Required work
Give every line again exactly as it appears, please, but not the pictures.

[Recorded data]
────────────────

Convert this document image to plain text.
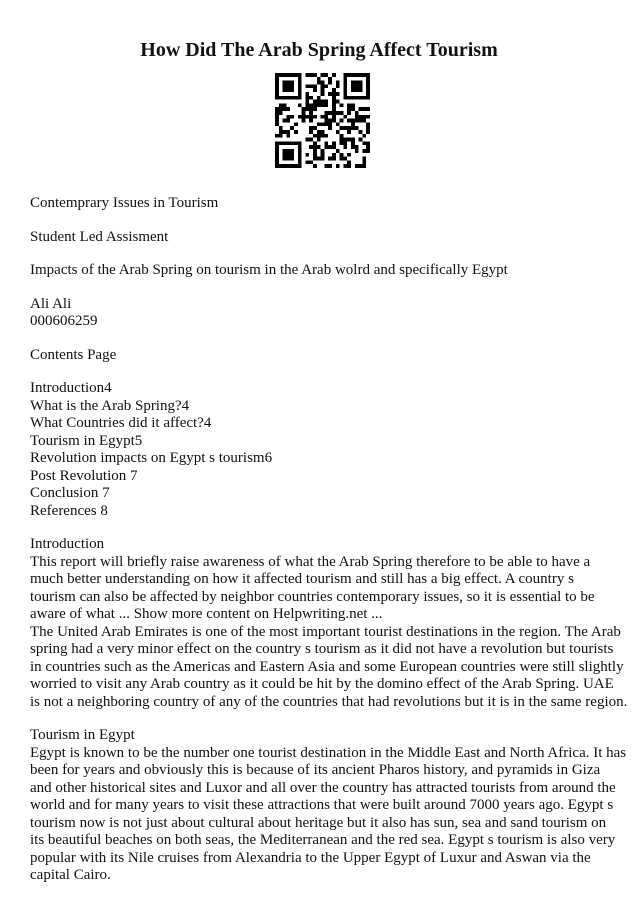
How Did The Arab Spring Affect Tourism

Contemprary Issues in Tourism

Student Led Assisment

Impacts of the Arab Spring on tourism in the Arab wolrd and specifically Egypt

Ali Ali
000606259

Contents Page

Introduction4
What is the Arab Spring?4
What Countries did it affect?4
Tourism in Egypt5
Revolution impacts on Egypt s tourism6
Post Revolution 7
Conclusion 7
References 8
Introduction
This report will briefly raise awareness of what the Arab Spring therefore to be able to have a
much better understanding on how it affected tourism and still has a big effect. A country s
tourism can also be affected by neighbor countries contemporary issues, so it is essential to be
aware of what ... Show more content on Helpwriting.net ...
The United Arab Emirates is one of the most important tourist destinations in the region. The Arab
spring had a very minor effect on the country s tourism as it did not have a revolution but tourists
in countries such as the Americas and Eastern Asia and some European countries were still slightly
worried to visit any Arab country as it could be hit by the domino effect of the Arab Spring. UAE
is not a neighboring country of any of the countries that had revolutions but it is in the same region.
Tourism in Egypt
Egypt is known to be the number one tourist destination in the Middle East and North Africa. It has
been for years and obviously this is because of its ancient Pharos history, and pyramids in Giza
and other historical sites and Luxor and all over the country has attracted tourists from around the
world and for many years to visit these attractions that were built around 7000 years ago. Egypt s
tourism now is not just about cultural about heritage but it also has sun, sea and sand tourism on
its beautiful beaches on both seas, the Mediterranean and the red sea. Egypt s tourism is also very
popular with its Nile cruises from Alexandria to the Upper Egypt of Luxur and Aswan via the
capital Cairo.
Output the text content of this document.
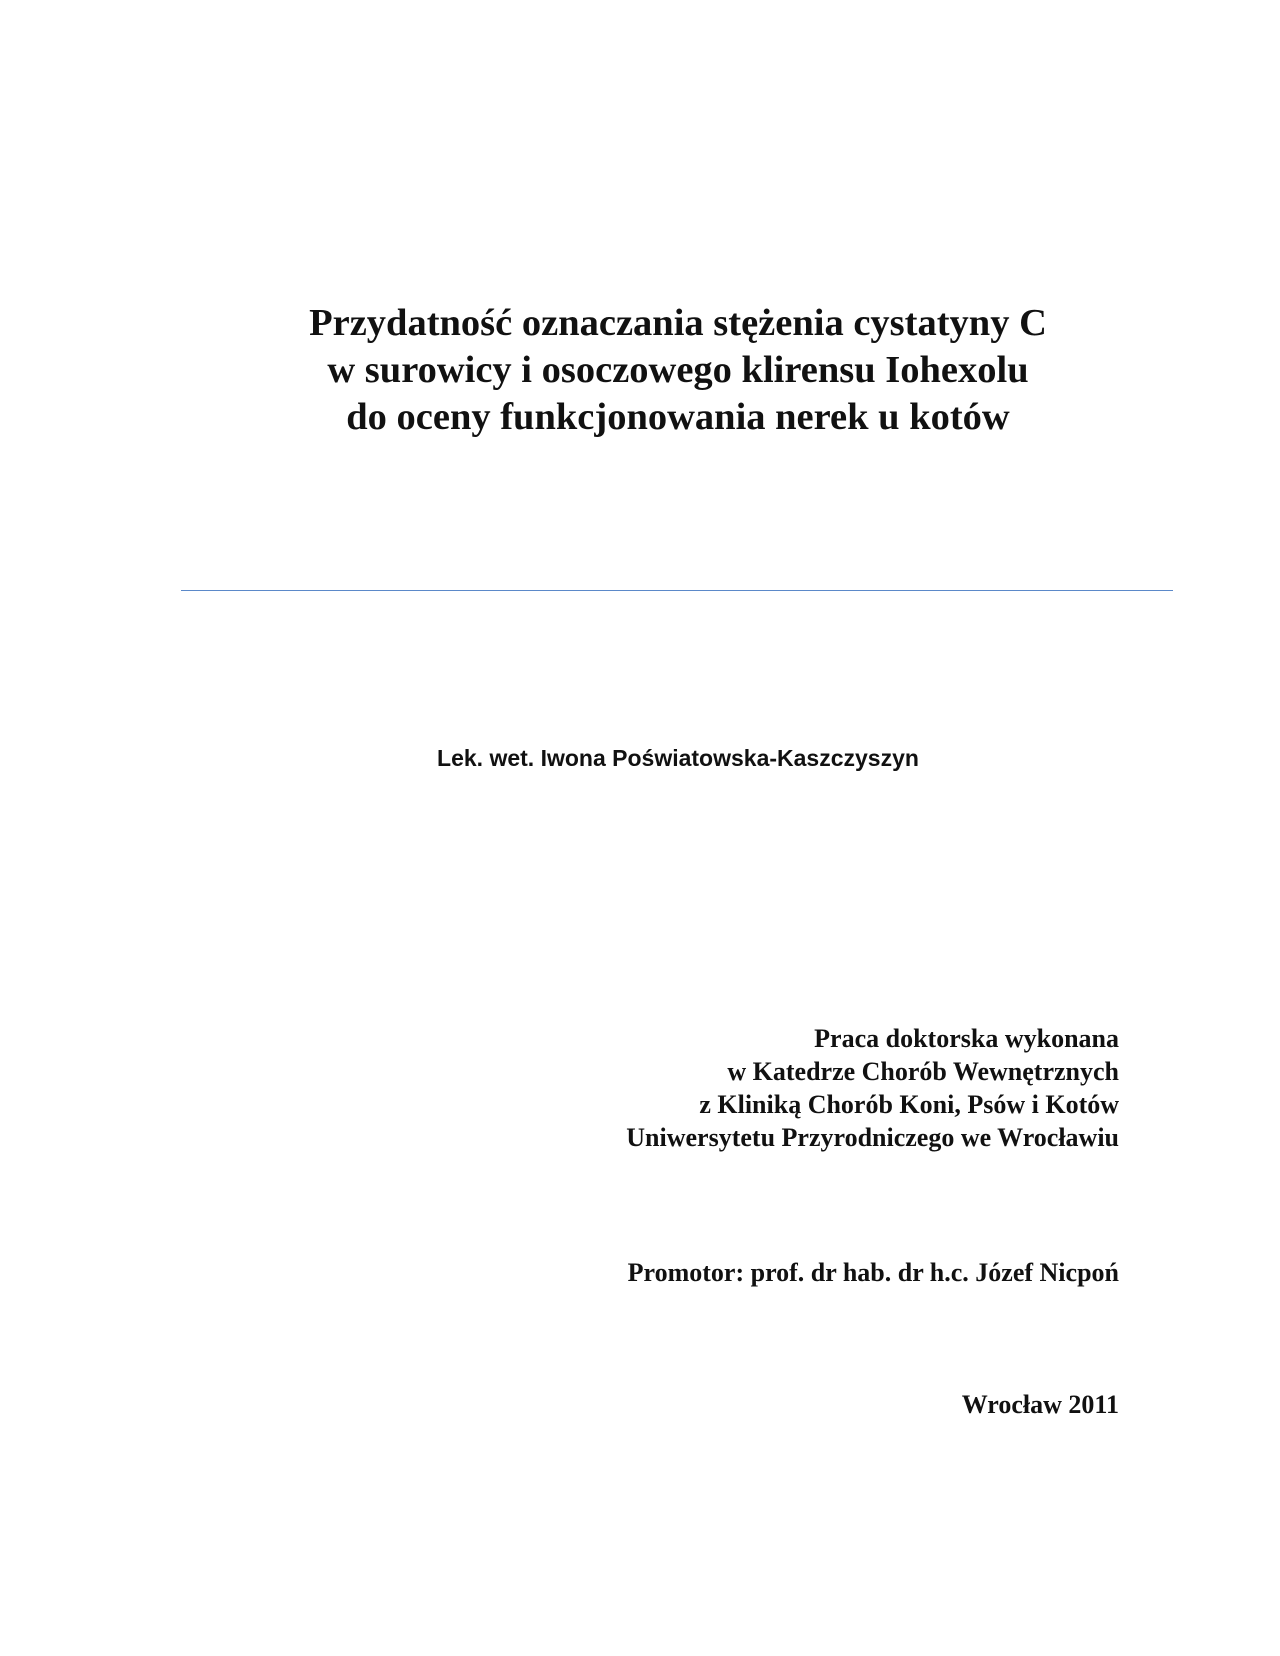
Przydatność oznaczania stężenia cystatyny C
w surowicy i osoczowego klirensu Iohexolu
do oceny funkcjonowania nerek u kotów
Lek. wet. Iwona Poświatowska-Kaszczyszyn
Praca doktorska wykonana
w Katedrze Chorób Wewnętrznych
z Kliniką Chorób Koni, Psów i Kotów
Uniwersytetu Przyrodniczego we Wrocławiu
Promotor: prof. dr hab. dr h.c. Józef Nicpoń
Wrocław 2011
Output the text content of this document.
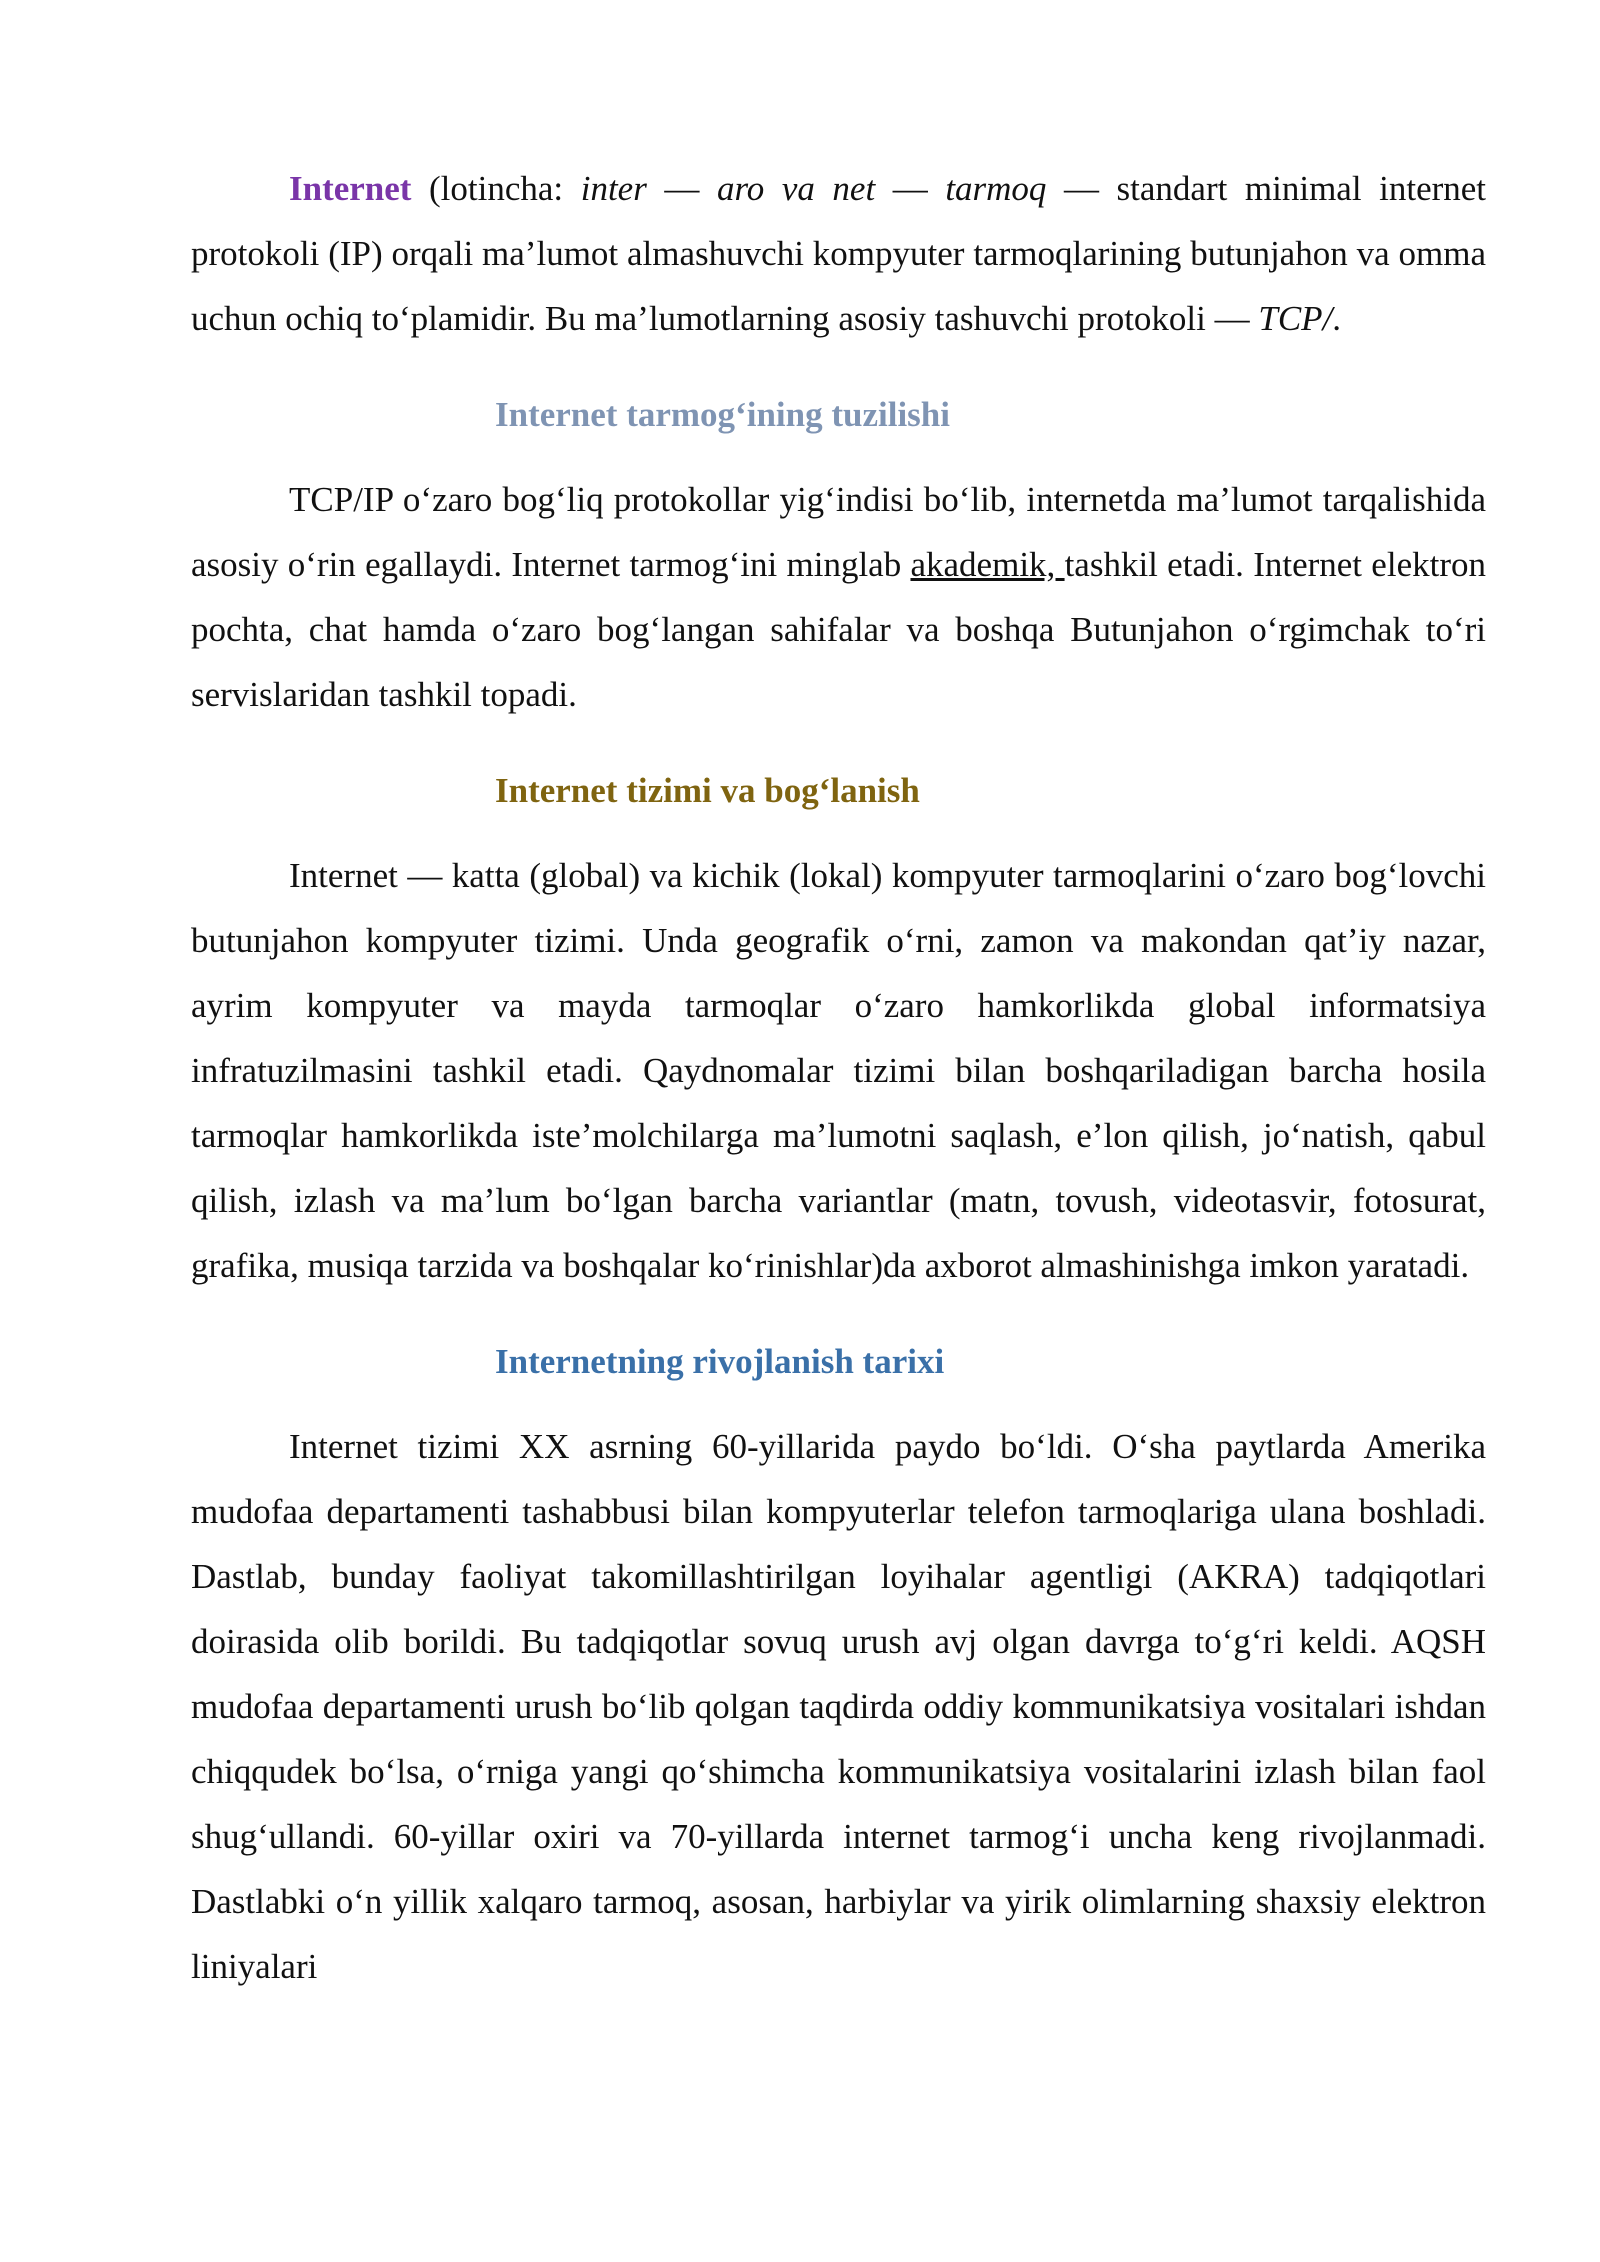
Internet (lotincha: inter — aro va net — tarmoq — standart minimal internet protokoli (IP) orqali ma’lumot almashuvchi kompyuter tarmoqlarining butunjahon va omma uchun ochiq to‘plamidir. Bu ma’lumotlarning asosiy tashuvchi protokoli — TCP/.

Internet tarmog‘ining tuzilishi

TCP/IP o‘zaro bog‘liq protokollar yig‘indisi bo‘lib, internetda ma’lumot tarqalishida asosiy o‘rin egallaydi. Internet tarmog‘ini minglab akademik, tashkil etadi. Internet elektron pochta, chat hamda o‘zaro bog‘langan sahifalar va boshqa Butunjahon o‘rgimchak to‘ri servislaridan tashkil topadi.

Internet tizimi va bog‘lanish

Internet — katta (global) va kichik (lokal) kompyuter tarmoqlarini o‘zaro bog‘lovchi butunjahon kompyuter tizimi. Unda geografik o‘rni, zamon va makondan qat’iy nazar, ayrim kompyuter va mayda tarmoqlar o‘zaro hamkorlikda global informatsiya infratuzilmasini tashkil etadi. Qaydnomalar tizimi bilan boshqariladigan barcha hosila tarmoqlar hamkorlikda iste’molchilarga ma’lumotni saqlash, e’lon qilish, jo‘natish, qabul qilish, izlash va ma’lum bo‘lgan barcha variantlar (matn, tovush, videotasvir, fotosurat, grafika, musiqa tarzida va boshqalar ko‘rinishlar)da axborot almashinishga imkon yaratadi.

Internetning rivojlanish tarixi

Internet tizimi XX asrning 60-yillarida paydo bo‘ldi. O‘sha paytlarda Amerika mudofaa departamenti tashabbusi bilan kompyuterlar telefon tarmoqlariga ulana boshladi. Dastlab, bunday faoliyat takomillashtirilgan loyihalar agentligi (AKRA) tadqiqotlari doirasida olib borildi. Bu tadqiqotlar sovuq urush avj olgan davrga to‘g‘ri keldi. AQSH mudofaa departamenti urush bo‘lib qolgan taqdirda oddiy kommunikatsiya vositalari ishdan chiqqudek bo‘lsa, o‘rniga yangi qo‘shimcha kommunikatsiya vositalarini izlash bilan faol shug‘ullandi. 60-yillar oxiri va 70-yillarda internet tarmog‘i uncha keng rivojlanmadi. Dastlabki o‘n yillik xalqaro tarmoq, asosan, harbiylar va yirik olimlarning shaxsiy elektron liniyalari
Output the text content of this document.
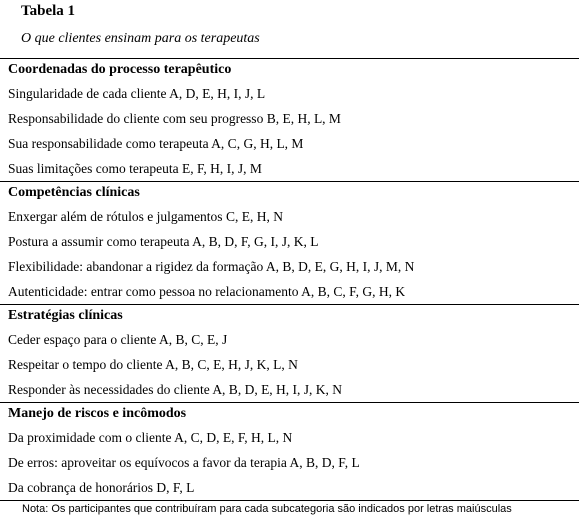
Tabela 1
O que clientes ensinam para os terapeutas
Coordenadas do processo terapêutico
Singularidade de cada cliente A, D, E, H, I, J, L
Responsabilidade do cliente com seu progresso B, E, H, L, M
Sua responsabilidade como terapeuta A, C, G, H, L, M
Suas limitações como terapeuta E, F, H, I, J, M
Competências clínicas
Enxergar além de rótulos e julgamentos C, E, H, N
Postura a assumir como terapeuta A, B, D, F, G, I, J, K, L
Flexibilidade: abandonar a rigidez da formação A, B, D, E, G, H, I, J, M, N
Autenticidade: entrar como pessoa no relacionamento A, B, C, F, G, H, K
Estratégias clínicas
Ceder espaço para o cliente A, B, C, E, J
Respeitar o tempo do cliente A, B, C, E, H, J, K, L, N
Responder às necessidades do cliente A, B, D, E, H, I, J, K, N
Manejo de riscos e incômodos
Da proximidade com o cliente A, C, D, E, F, H, L, N
De erros: aproveitar os equívocos a favor da terapia A, B, D, F, L
Da cobrança de honorários D, F, L
Nota: Os participantes que contribuíram para cada subcategoria são indicados por letras maiúsculas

────────────────

Answer to this task
Convert this document image to plain text.
How Did The Arab Spring Affect Tourism

Contemprary Issues in Tourism

Student Led Assisment

Impacts of the Arab Spring on tourism in the Arab wolrd and specifically Egypt

Ali Ali
000606259

Contents Page

Introduction4
What is the Arab Spring?4
What Countries did it affect?4
Tourism in Egypt5
Revolution impacts on Egypt s tourism6
Post Revolution 7
Conclusion 7
References 8
Introduction
This report will briefly raise awareness of what the Arab Spring therefore to be able to have a
much better understanding on how it affected tourism and still has a big effect. A country s
tourism can also be affected by neighbor countries contemporary issues, so it is essential to be
aware of what ... Show more content on Helpwriting.net ...
The United Arab Emirates is one of the most important tourist destinations in the region. The Arab
spring had a very minor effect on the country s tourism as it did not have a revolution but tourists
in countries such as the Americas and Eastern Asia and some European countries were still slightly
worried to visit any Arab country as it could be hit by the domino effect of the Arab Spring. UAE
is not a neighboring country of any of the countries that had revolutions but it is in the same region.
Tourism in Egypt
Egypt is known to be the number one tourist destination in the Middle East and North Africa. It has
been for years and obviously this is because of its ancient Pharos history, and pyramids in Giza
and other historical sites and Luxor and all over the country has attracted tourists from around the
world and for many years to visit these attractions that were built around 7000 years ago. Egypt s
tourism now is not just about cultural about heritage but it also has sun, sea and sand tourism on
its beautiful beaches on both seas, the Mediterranean and the red sea. Egypt s tourism is also very
popular with its Nile cruises from Alexandria to the Upper Egypt of Luxur and Aswan via the
capital Cairo.
Output the text content of this document.
Przydatność oznaczania stężenia cystatyny C
w surowicy i osoczowego klirensu Iohexolu
do oceny funkcjonowania nerek u kotów
Lek. wet. Iwona Poświatowska-Kaszczyszyn
Praca doktorska wykonana
w Katedrze Chorób Wewnętrznych
z Kliniką Chorób Koni, Psów i Kotów
Uniwersytetu Przyrodniczego we Wrocławiu
Promotor: prof. dr hab. dr h.c. Józef Nicpoń
Wrocław 2011
Output the text content of this document.
Internet (lotincha: inter — aro va net — tarmoq — standart minimal internet protokoli (IP) orqali ma’lumot almashuvchi kompyuter tarmoqlarining butunjahon va omma uchun ochiq to‘plamidir. Bu ma’lumotlarning asosiy tashuvchi protokoli — TCP/.

Internet tarmog‘ining tuzilishi

TCP/IP o‘zaro bog‘liq protokollar yig‘indisi bo‘lib, internetda ma’lumot tarqalishida asosiy o‘rin egallaydi. Internet tarmog‘ini minglab akademik, tashkil etadi. Internet elektron pochta, chat hamda o‘zaro bog‘langan sahifalar va boshqa Butunjahon o‘rgimchak to‘ri servislaridan tashkil topadi.

Internet tizimi va bog‘lanish

Internet — katta (global) va kichik (lokal) kompyuter tarmoqlarini o‘zaro bog‘lovchi butunjahon kompyuter tizimi. Unda geografik o‘rni, zamon va makondan qat’iy nazar, ayrim kompyuter va mayda tarmoqlar o‘zaro hamkorlikda global informatsiya infratuzilmasini tashkil etadi. Qaydnomalar tizimi bilan boshqariladigan barcha hosila tarmoqlar hamkorlikda iste’molchilarga ma’lumotni saqlash, e’lon qilish, jo‘natish, qabul qilish, izlash va ma’lum bo‘lgan barcha variantlar (matn, tovush, videotasvir, fotosurat, grafika, musiqa tarzida va boshqalar ko‘rinishlar)da axborot almashinishga imkon yaratadi.

Internetning rivojlanish tarixi

Internet tizimi XX asrning 60-yillarida paydo bo‘ldi. O‘sha paytlarda Amerika mudofaa departamenti tashabbusi bilan kompyuterlar telefon tarmoqlariga ulana boshladi. Dastlab, bunday faoliyat takomillashtirilgan loyihalar agentligi (AKRA) tadqiqotlari doirasida olib borildi. Bu tadqiqotlar sovuq urush avj olgan davrga to‘g‘ri keldi. AQSH mudofaa departamenti urush bo‘lib qolgan taqdirda oddiy kommunikatsiya vositalari ishdan chiqqudek bo‘lsa, o‘rniga yangi qo‘shimcha kommunikatsiya vositalarini izlash bilan faol shug‘ullandi. 60-yillar oxiri va 70-yillarda internet tarmog‘i uncha keng rivojlanmadi. Dastlabki o‘n yillik xalqaro tarmoq, asosan, harbiylar va yirik olimlarning shaxsiy elektron liniyalari
Output the text content of this document.
Tabela 1
O que clientes ensinam para os terapeutas
Coordenadas do processo terapêutico
Singularidade de cada cliente A, D, E, H, I, J, L
Responsabilidade do cliente com seu progresso B, E, H, L, M
Sua responsabilidade como terapeuta A, C, G, H, L, M
Suas limitações como terapeuta E, F, H, I, J, M
Competências clínicas
Enxergar além de rótulos e julgamentos C, E, H, N
Postura a assumir como terapeuta A, B, D, F, G, I, J, K, L
Flexibilidade: abandonar a rigidez da formação A, B, D, E, G, H, I, J, M, N
Autenticidade: entrar como pessoa no relacionamento A, B, C, F, G, H, K
Estratégias clínicas
Ceder espaço para o cliente A, B, C, E, J
Respeitar o tempo do cliente A, B, C, E, H, J, K, L, N
Responder às necessidades do cliente A, B, D, E, H, I, J, K, N
Manejo de riscos e incômodos
Da proximidade com o cliente A, C, D, E, F, H, L, N
De erros: aproveitar os equívocos a favor da terapia A, B, D, F, L
Da cobrança de honorários D, F, L
Nota: Os participantes que contribuíram para cada subcategoria são indicados por letras maiúsculas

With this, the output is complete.